Write the data out again exactly, dropping any images it holds.

^^^^^^^^^^^^^^^^

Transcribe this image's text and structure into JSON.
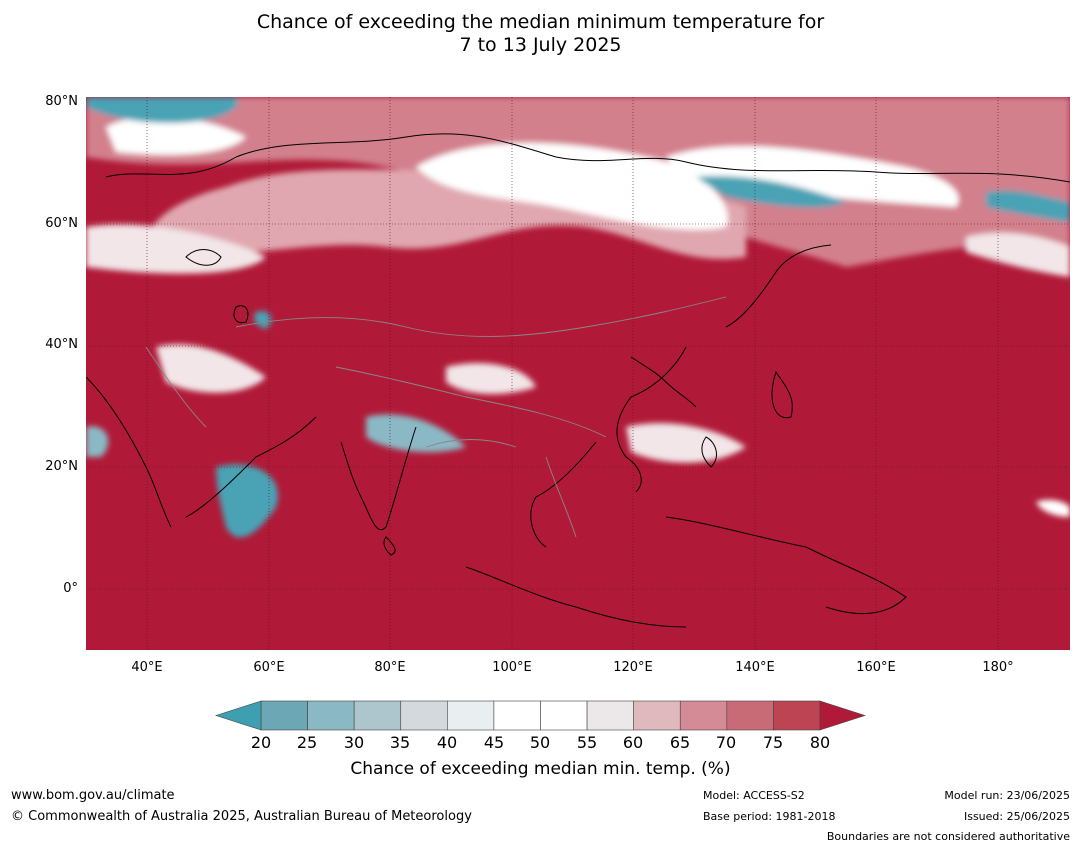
{
  "title": {
    "line1": "Chance of exceeding the median minimum temperature for",
    "line2": "7 to 13 July 2025"
  },
  "latitude_labels": [
    "80°N",
    "60°N",
    "40°N",
    "20°N",
    "0°"
  ],
  "longitude_labels": [
    "40°E",
    "60°E",
    "80°E",
    "100°E",
    "120°E",
    "140°E",
    "160°E",
    "180°"
  ],
  "colorbar": {
    "ticks": [
      "20",
      "25",
      "30",
      "35",
      "40",
      "45",
      "50",
      "55",
      "60",
      "65",
      "70",
      "75",
      "80"
    ],
    "label": "Chance of exceeding median min. temp. (%)",
    "below_color": "#3d9fb0",
    "above_color": "#b01a38",
    "colors": [
      "#6ba7b4",
      "#8ab9c5",
      "#adc6cd",
      "#d3d9dc",
      "#e9eef0",
      "#ffffff",
      "#ffffff",
      "#ece8ea",
      "#e0b9bf",
      "#d48b95",
      "#c86b77",
      "#bd4553"
    ]
  },
  "map_colors": {
    "dominant": "#b01a38",
    "mid": "#d3808d",
    "low": "#f2e6e8",
    "cool": "#4aa3b5",
    "coast": "#000000",
    "border": "#888888"
  },
  "footer": {
    "url": "www.bom.gov.au/climate",
    "copyright": "© Commonwealth of Australia 2025, Australian Bureau of Meteorology",
    "model": "Model: ACCESS-S2",
    "base_period": "Base period: 1981-2018",
    "model_run": "Model run: 23/06/2025",
    "issued": "Issued: 25/06/2025",
    "disclaimer": "Boundaries are not considered authoritative"
  }
}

^^^^^^^^^^^^^^^^

## THE ANSWER
Transcribe this image's text and structure into JSON.
{
  "title": {
    "line1": "Chance of exceeding the median minimum temperature for",
    "line2": "7 to 13 July 2025"
  },
  "latitude_labels": [
    "80°N",
    "60°N",
    "40°N",
    "20°N",
    "0°"
  ],
  "longitude_labels": [
    "40°E",
    "60°E",
    "80°E",
    "100°E",
    "120°E",
    "140°E",
    "160°E",
    "180°"
  ],
  "colorbar": {
    "ticks": [
      "20",
      "25",
      "30",
      "35",
      "40",
      "45",
      "50",
      "55",
      "60",
      "65",
      "70",
      "75",
      "80"
    ],
    "label": "Chance of exceeding median min. temp. (%)",
    "below_color": "#3d9fb0",
    "above_color": "#b01a38",
    "colors": [
      "#6ba7b4",
      "#8ab9c5",
      "#adc6cd",
      "#d3d9dc",
      "#e9eef0",
      "#ffffff",
      "#ffffff",
      "#ece8ea",
      "#e0b9bf",
      "#d48b95",
      "#c86b77",
      "#bd4553"
    ]
  },
  "map_colors": {
    "dominant": "#b01a38",
    "mid": "#d3808d",
    "low": "#f2e6e8",
    "cool": "#4aa3b5",
    "coast": "#000000",
    "border": "#888888"
  },
  "footer": {
    "url": "www.bom.gov.au/climate",
    "copyright": "© Commonwealth of Australia 2025, Australian Bureau of Meteorology",
    "model": "Model: ACCESS-S2",
    "base_period": "Base period: 1981-2018",
    "model_run": "Model run: 23/06/2025",
    "issued": "Issued: 25/06/2025",
    "disclaimer": "Boundaries are not considered authoritative"
  }
}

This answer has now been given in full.